DIRECTIONS FOR THIS TASK: Reproduce this listing in full.

[Stored data]
>> start
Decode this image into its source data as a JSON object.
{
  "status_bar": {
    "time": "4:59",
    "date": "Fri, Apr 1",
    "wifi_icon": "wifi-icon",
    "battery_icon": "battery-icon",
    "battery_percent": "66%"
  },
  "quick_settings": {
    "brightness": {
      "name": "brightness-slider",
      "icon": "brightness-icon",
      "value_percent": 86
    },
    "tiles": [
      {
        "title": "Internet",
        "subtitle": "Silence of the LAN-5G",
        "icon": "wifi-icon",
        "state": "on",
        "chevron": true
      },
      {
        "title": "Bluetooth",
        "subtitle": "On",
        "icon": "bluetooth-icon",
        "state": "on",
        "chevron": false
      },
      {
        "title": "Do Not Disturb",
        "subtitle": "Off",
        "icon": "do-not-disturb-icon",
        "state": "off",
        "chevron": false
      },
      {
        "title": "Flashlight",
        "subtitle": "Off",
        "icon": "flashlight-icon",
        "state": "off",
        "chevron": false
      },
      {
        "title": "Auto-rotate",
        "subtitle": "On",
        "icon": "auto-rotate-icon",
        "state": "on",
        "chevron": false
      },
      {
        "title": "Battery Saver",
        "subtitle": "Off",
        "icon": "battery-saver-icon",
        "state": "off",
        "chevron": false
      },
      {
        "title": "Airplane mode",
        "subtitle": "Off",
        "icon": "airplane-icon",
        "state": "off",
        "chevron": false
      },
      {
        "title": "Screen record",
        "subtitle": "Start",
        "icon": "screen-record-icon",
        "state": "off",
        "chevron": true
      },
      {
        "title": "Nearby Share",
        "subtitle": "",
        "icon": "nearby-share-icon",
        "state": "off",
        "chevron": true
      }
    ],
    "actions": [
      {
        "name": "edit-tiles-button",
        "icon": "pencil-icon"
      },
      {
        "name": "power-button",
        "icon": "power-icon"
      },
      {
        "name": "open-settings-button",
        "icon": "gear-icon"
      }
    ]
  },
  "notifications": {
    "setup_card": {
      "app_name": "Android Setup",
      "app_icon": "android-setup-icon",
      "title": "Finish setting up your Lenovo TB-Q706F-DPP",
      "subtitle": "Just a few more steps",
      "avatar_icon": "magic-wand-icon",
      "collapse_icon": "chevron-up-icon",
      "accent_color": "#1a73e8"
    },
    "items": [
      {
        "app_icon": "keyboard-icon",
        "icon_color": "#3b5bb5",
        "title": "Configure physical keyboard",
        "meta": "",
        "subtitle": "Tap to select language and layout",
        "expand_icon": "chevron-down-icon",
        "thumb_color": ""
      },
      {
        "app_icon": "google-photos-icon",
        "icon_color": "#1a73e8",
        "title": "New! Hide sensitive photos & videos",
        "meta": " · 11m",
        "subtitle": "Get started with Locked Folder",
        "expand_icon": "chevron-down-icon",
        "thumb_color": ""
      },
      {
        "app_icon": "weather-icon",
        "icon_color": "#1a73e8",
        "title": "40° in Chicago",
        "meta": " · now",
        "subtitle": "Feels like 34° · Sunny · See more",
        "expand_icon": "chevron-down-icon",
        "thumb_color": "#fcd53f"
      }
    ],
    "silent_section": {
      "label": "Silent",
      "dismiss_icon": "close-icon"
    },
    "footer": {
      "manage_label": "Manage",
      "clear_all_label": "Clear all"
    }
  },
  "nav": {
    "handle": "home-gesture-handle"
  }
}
>> end
ANSWER IN FULL:
Decode this image into its source data as a JSON object.
{
  "status_bar": {
    "time": "4:59",
    "date": "Fri, Apr 1",
    "wifi_icon": "wifi-icon",
    "battery_icon": "battery-icon",
    "battery_percent": "66%"
  },
  "quick_settings": {
    "brightness": {
      "name": "brightness-slider",
      "icon": "brightness-icon",
      "value_percent": 86
    },
    "tiles": [
      {
        "title": "Internet",
        "subtitle": "Silence of the LAN-5G",
        "icon": "wifi-icon",
        "state": "on",
        "chevron": true
      },
      {
        "title": "Bluetooth",
        "subtitle": "On",
        "icon": "bluetooth-icon",
        "state": "on",
        "chevron": false
      },
      {
        "title": "Do Not Disturb",
        "subtitle": "Off",
        "icon": "do-not-disturb-icon",
        "state": "off",
        "chevron": false
      },
      {
        "title": "Flashlight",
        "subtitle": "Off",
        "icon": "flashlight-icon",
        "state": "off",
        "chevron": false
      },
      {
        "title": "Auto-rotate",
        "subtitle": "On",
        "icon": "auto-rotate-icon",
        "state": "on",
        "chevron": false
      },
      {
        "title": "Battery Saver",
        "subtitle": "Off",
        "icon": "battery-saver-icon",
        "state": "off",
        "chevron": false
      },
      {
        "title": "Airplane mode",
        "subtitle": "Off",
        "icon": "airplane-icon",
        "state": "off",
        "chevron": false
      },
      {
        "title": "Screen record",
        "subtitle": "Start",
        "icon": "screen-record-icon",
        "state": "off",
        "chevron": true
      },
      {
        "title": "Nearby Share",
        "subtitle": "",
        "icon": "nearby-share-icon",
        "state": "off",
        "chevron": true
      }
    ],
    "actions": [
      {
        "name": "edit-tiles-button",
        "icon": "pencil-icon"
      },
      {
        "name": "power-button",
        "icon": "power-icon"
      },
      {
        "name": "open-settings-button",
        "icon": "gear-icon"
      }
    ]
  },
  "notifications": {
    "setup_card": {
      "app_name": "Android Setup",
      "app_icon": "android-setup-icon",
      "title": "Finish setting up your Lenovo TB-Q706F-DPP",
      "subtitle": "Just a few more steps",
      "avatar_icon": "magic-wand-icon",
      "collapse_icon": "chevron-up-icon",
      "accent_color": "#1a73e8"
    },
    "items": [
      {
        "app_icon": "keyboard-icon",
        "icon_color": "#3b5bb5",
        "title": "Configure physical keyboard",
        "meta": "",
        "subtitle": "Tap to select language and layout",
        "expand_icon": "chevron-down-icon",
        "thumb_color": ""
      },
      {
        "app_icon": "google-photos-icon",
        "icon_color": "#1a73e8",
        "title": "New! Hide sensitive photos & videos",
        "meta": " · 11m",
        "subtitle": "Get started with Locked Folder",
        "expand_icon": "chevron-down-icon",
        "thumb_color": ""
      },
      {
        "app_icon": "weather-icon",
        "icon_color": "#1a73e8",
        "title": "40° in Chicago",
        "meta": " · now",
        "subtitle": "Feels like 34° · Sunny · See more",
        "expand_icon": "chevron-down-icon",
        "thumb_color": "#fcd53f"
      }
    ],
    "silent_section": {
      "label": "Silent",
      "dismiss_icon": "close-icon"
    },
    "footer": {
      "manage_label": "Manage",
      "clear_all_label": "Clear all"
    }
  },
  "nav": {
    "handle": "home-gesture-handle"
  }
}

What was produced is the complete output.